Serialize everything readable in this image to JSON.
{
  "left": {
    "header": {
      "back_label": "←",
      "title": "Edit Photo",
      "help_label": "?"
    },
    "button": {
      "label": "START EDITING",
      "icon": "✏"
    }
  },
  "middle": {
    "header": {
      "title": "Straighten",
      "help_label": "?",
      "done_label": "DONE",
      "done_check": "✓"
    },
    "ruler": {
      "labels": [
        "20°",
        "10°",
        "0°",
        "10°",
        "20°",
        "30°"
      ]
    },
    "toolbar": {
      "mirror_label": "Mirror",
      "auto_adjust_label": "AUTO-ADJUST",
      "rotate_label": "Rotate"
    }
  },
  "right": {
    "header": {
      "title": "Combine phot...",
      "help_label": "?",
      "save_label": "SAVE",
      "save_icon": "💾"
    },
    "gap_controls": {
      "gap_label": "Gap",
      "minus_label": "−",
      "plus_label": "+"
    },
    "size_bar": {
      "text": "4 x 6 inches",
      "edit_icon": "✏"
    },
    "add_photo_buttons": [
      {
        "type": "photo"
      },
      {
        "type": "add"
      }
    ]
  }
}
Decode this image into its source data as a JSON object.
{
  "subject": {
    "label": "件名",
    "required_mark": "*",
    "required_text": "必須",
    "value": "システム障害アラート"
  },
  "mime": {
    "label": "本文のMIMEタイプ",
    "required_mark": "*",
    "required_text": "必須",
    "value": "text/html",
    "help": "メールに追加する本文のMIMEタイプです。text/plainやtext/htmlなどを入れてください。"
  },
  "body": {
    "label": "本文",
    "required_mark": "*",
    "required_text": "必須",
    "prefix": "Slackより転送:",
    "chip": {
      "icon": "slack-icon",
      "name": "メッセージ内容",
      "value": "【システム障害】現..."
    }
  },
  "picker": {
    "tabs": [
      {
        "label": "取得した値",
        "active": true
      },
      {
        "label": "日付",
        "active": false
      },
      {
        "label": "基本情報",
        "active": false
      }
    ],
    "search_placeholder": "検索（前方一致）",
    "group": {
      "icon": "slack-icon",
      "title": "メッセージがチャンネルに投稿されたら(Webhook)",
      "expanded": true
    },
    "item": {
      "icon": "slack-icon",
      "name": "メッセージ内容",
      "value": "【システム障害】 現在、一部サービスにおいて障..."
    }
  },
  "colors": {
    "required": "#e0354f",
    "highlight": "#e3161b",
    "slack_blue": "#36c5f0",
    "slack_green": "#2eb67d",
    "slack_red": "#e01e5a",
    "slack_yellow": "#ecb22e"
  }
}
# # # # # # #
Exactly as shown, repeat every record.

> [The result]
Serialize everything readable in this image to JSON.
{
  "left": {
    "header": {
      "back_label": "←",
      "title": "Edit Photo",
      "help_label": "?"
    },
    "button": {
      "label": "START EDITING",
      "icon": "✏"
    }
  },
  "middle": {
    "header": {
      "title": "Straighten",
      "help_label": "?",
      "done_label": "DONE",
      "done_check": "✓"
    },
    "ruler": {
      "labels": [
        "20°",
        "10°",
        "0°",
        "10°",
        "20°",
        "30°"
      ]
    },
    "toolbar": {
      "mirror_label": "Mirror",
      "auto_adjust_label": "AUTO-ADJUST",
      "rotate_label": "Rotate"
    }
  },
  "right": {
    "header": {
      "title": "Combine phot...",
      "help_label": "?",
      "save_label": "SAVE",
      "save_icon": "💾"
    },
    "gap_controls": {
      "gap_label": "Gap",
      "minus_label": "−",
      "plus_label": "+"
    },
    "size_bar": {
      "text": "4 x 6 inches",
      "edit_icon": "✏"
    },
    "add_photo_buttons": [
      {
        "type": "photo"
      },
      {
        "type": "add"
      }
    ]
  }
}
Decode this image into its source data as a JSON object.
{
  "subject": {
    "label": "件名",
    "required_mark": "*",
    "required_text": "必須",
    "value": "システム障害アラート"
  },
  "mime": {
    "label": "本文のMIMEタイプ",
    "required_mark": "*",
    "required_text": "必須",
    "value": "text/html",
    "help": "メールに追加する本文のMIMEタイプです。text/plainやtext/htmlなどを入れてください。"
  },
  "body": {
    "label": "本文",
    "required_mark": "*",
    "required_text": "必須",
    "prefix": "Slackより転送:",
    "chip": {
      "icon": "slack-icon",
      "name": "メッセージ内容",
      "value": "【システム障害】現..."
    }
  },
  "picker": {
    "tabs": [
      {
        "label": "取得した値",
        "active": true
      },
      {
        "label": "日付",
        "active": false
      },
      {
        "label": "基本情報",
        "active": false
      }
    ],
    "search_placeholder": "検索（前方一致）",
    "group": {
      "icon": "slack-icon",
      "title": "メッセージがチャンネルに投稿されたら(Webhook)",
      "expanded": true
    },
    "item": {
      "icon": "slack-icon",
      "name": "メッセージ内容",
      "value": "【システム障害】 現在、一部サービスにおいて障..."
    }
  },
  "colors": {
    "required": "#e0354f",
    "highlight": "#e3161b",
    "slack_blue": "#36c5f0",
    "slack_green": "#2eb67d",
    "slack_red": "#e01e5a",
    "slack_yellow": "#ecb22e"
  }
}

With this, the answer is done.